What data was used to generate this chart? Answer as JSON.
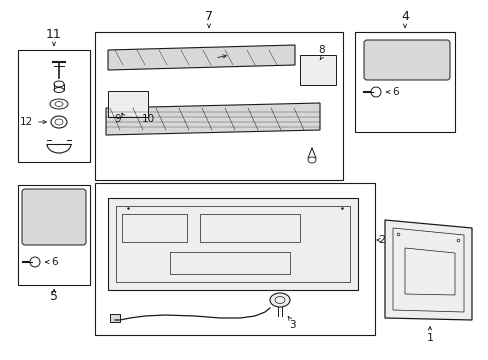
{
  "bg_color": "#ffffff",
  "line_color": "#1a1a1a",
  "gray_fill": "#d8d8d8",
  "light_fill": "#eeeeee",
  "fig_width": 4.89,
  "fig_height": 3.6,
  "dpi": 100
}
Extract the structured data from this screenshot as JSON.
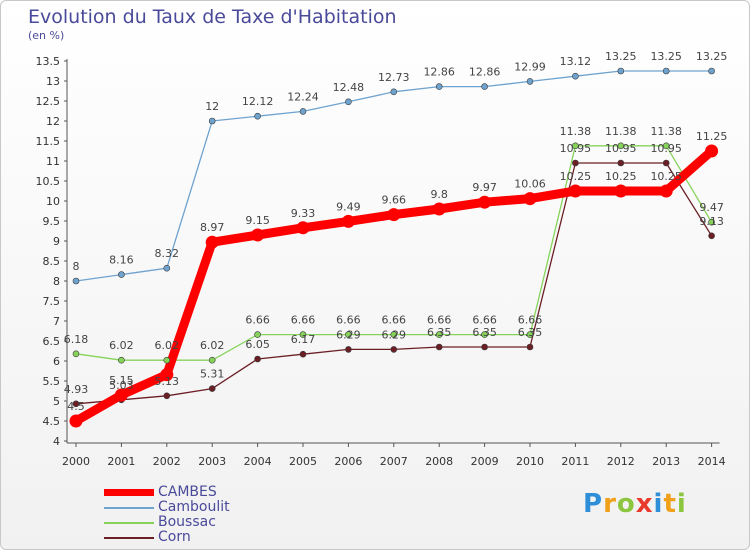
{
  "header": {
    "title": "Evolution du Taux de Taxe d'Habitation",
    "subtitle": "(en %)"
  },
  "logo": {
    "text": "Proxiti"
  },
  "chart_data": {
    "type": "line",
    "title": "Evolution du Taux de Taxe d'Habitation",
    "ylabel": "(en %)",
    "xlabel": "",
    "x": [
      "2000",
      "2001",
      "2002",
      "2003",
      "2004",
      "2005",
      "2006",
      "2007",
      "2008",
      "2009",
      "2010",
      "2011",
      "2012",
      "2013",
      "2014"
    ],
    "ylim": [
      4,
      13.5
    ],
    "yticks": [
      "4",
      "4.5",
      "5",
      "5.5",
      "6",
      "6.5",
      "7",
      "7.5",
      "8",
      "8.5",
      "9",
      "9.5",
      "10",
      "10.5",
      "11",
      "11.5",
      "12",
      "12.5",
      "13",
      "13.5"
    ],
    "grid": false,
    "legend_position": "bottom-left",
    "series": [
      {
        "name": "CAMBES",
        "color": "#ff0000",
        "values": [
          4.5,
          5.15,
          5.66,
          8.97,
          9.15,
          9.33,
          9.49,
          9.66,
          9.8,
          9.97,
          10.06,
          10.25,
          10.25,
          10.25,
          11.25
        ],
        "labels": [
          "4.5",
          "5.15",
          "",
          "8.97",
          "9.15",
          "9.33",
          "9.49",
          "9.66",
          "9.8",
          "9.97",
          "10.06",
          "10.25",
          "10.25",
          "10.25",
          "11.25"
        ]
      },
      {
        "name": "Camboulit",
        "color": "#6fa3cf",
        "values": [
          8,
          8.16,
          8.32,
          12,
          12.12,
          12.24,
          12.48,
          12.73,
          12.86,
          12.86,
          12.99,
          13.12,
          13.25,
          13.25,
          13.25
        ],
        "labels": [
          "8",
          "8.16",
          "8.32",
          "12",
          "12.12",
          "12.24",
          "12.48",
          "12.73",
          "12.86",
          "12.86",
          "12.99",
          "13.12",
          "13.25",
          "13.25",
          "13.25"
        ]
      },
      {
        "name": "Boussac",
        "color": "#86d35a",
        "values": [
          6.18,
          6.02,
          6.02,
          6.02,
          6.66,
          6.66,
          6.66,
          6.66,
          6.66,
          6.66,
          6.66,
          11.38,
          11.38,
          11.38,
          9.47
        ],
        "labels": [
          "6.18",
          "6.02",
          "6.02",
          "6.02",
          "6.66",
          "6.66",
          "6.66",
          "6.66",
          "6.66",
          "6.66",
          "6.66",
          "11.38",
          "11.38",
          "11.38",
          "9.47"
        ]
      },
      {
        "name": "Corn",
        "color": "#6b1f25",
        "values": [
          4.93,
          5.03,
          5.13,
          5.31,
          6.05,
          6.17,
          6.29,
          6.29,
          6.35,
          6.35,
          6.35,
          10.95,
          10.95,
          10.95,
          9.13
        ],
        "labels": [
          "4.93",
          "5.03",
          "5.13",
          "5.31",
          "6.05",
          "6.17",
          "6.29",
          "6.29",
          "6.35",
          "6.35",
          "6.35",
          "10.95",
          "10.95",
          "10.95",
          "9.13"
        ]
      }
    ]
  }
}
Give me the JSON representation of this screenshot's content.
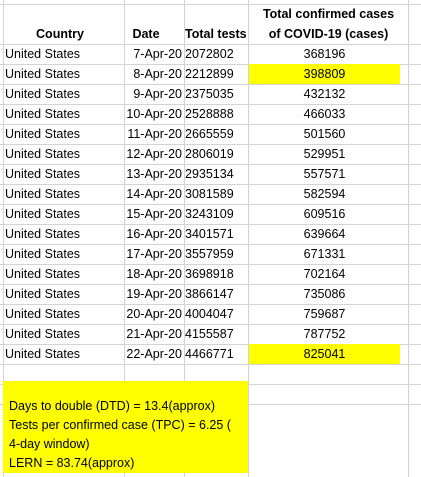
{
  "table": {
    "headers": {
      "country": "Country",
      "date": "Date",
      "tests": "Total tests",
      "cases_line1": "Total confirmed cases",
      "cases_line2": "of COVID-19 (cases)"
    },
    "rows": [
      {
        "country": "United States",
        "date": "7-Apr-20",
        "tests": "2072802",
        "cases": "368196"
      },
      {
        "country": "United States",
        "date": "8-Apr-20",
        "tests": "2212899",
        "cases": "398809"
      },
      {
        "country": "United States",
        "date": "9-Apr-20",
        "tests": "2375035",
        "cases": "432132"
      },
      {
        "country": "United States",
        "date": "10-Apr-20",
        "tests": "2528888",
        "cases": "466033"
      },
      {
        "country": "United States",
        "date": "11-Apr-20",
        "tests": "2665559",
        "cases": "501560"
      },
      {
        "country": "United States",
        "date": "12-Apr-20",
        "tests": "2806019",
        "cases": "529951"
      },
      {
        "country": "United States",
        "date": "13-Apr-20",
        "tests": "2935134",
        "cases": "557571"
      },
      {
        "country": "United States",
        "date": "14-Apr-20",
        "tests": "3081589",
        "cases": "582594"
      },
      {
        "country": "United States",
        "date": "15-Apr-20",
        "tests": "3243109",
        "cases": "609516"
      },
      {
        "country": "United States",
        "date": "16-Apr-20",
        "tests": "3401571",
        "cases": "639664"
      },
      {
        "country": "United States",
        "date": "17-Apr-20",
        "tests": "3557959",
        "cases": "671331"
      },
      {
        "country": "United States",
        "date": "18-Apr-20",
        "tests": "3698918",
        "cases": "702164"
      },
      {
        "country": "United States",
        "date": "19-Apr-20",
        "tests": "3866147",
        "cases": "735086"
      },
      {
        "country": "United States",
        "date": "20-Apr-20",
        "tests": "4004047",
        "cases": "759687"
      },
      {
        "country": "United States",
        "date": "21-Apr-20",
        "tests": "4155587",
        "cases": "787752"
      },
      {
        "country": "United States",
        "date": "22-Apr-20",
        "tests": "4466771",
        "cases": "825041"
      }
    ]
  },
  "notes": {
    "line1": "Days to double (DTD) = 13.4(approx)",
    "line2": "Tests per confirmed case (TPC) = 6.25 (",
    "line3": "4-day window)",
    "line4": "LERN = 83.74(approx)"
  },
  "colors": {
    "highlight": "#ffff00",
    "gridline": "#d4d4d4"
  }
}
========
§ Task brief
Only lines with the word "approx" are wanted, so copy each one from the records.

§ Task response
    "line1": "Days to double (DTD) = 13.4(approx)",
    "line4": "LERN = 83.74(approx)"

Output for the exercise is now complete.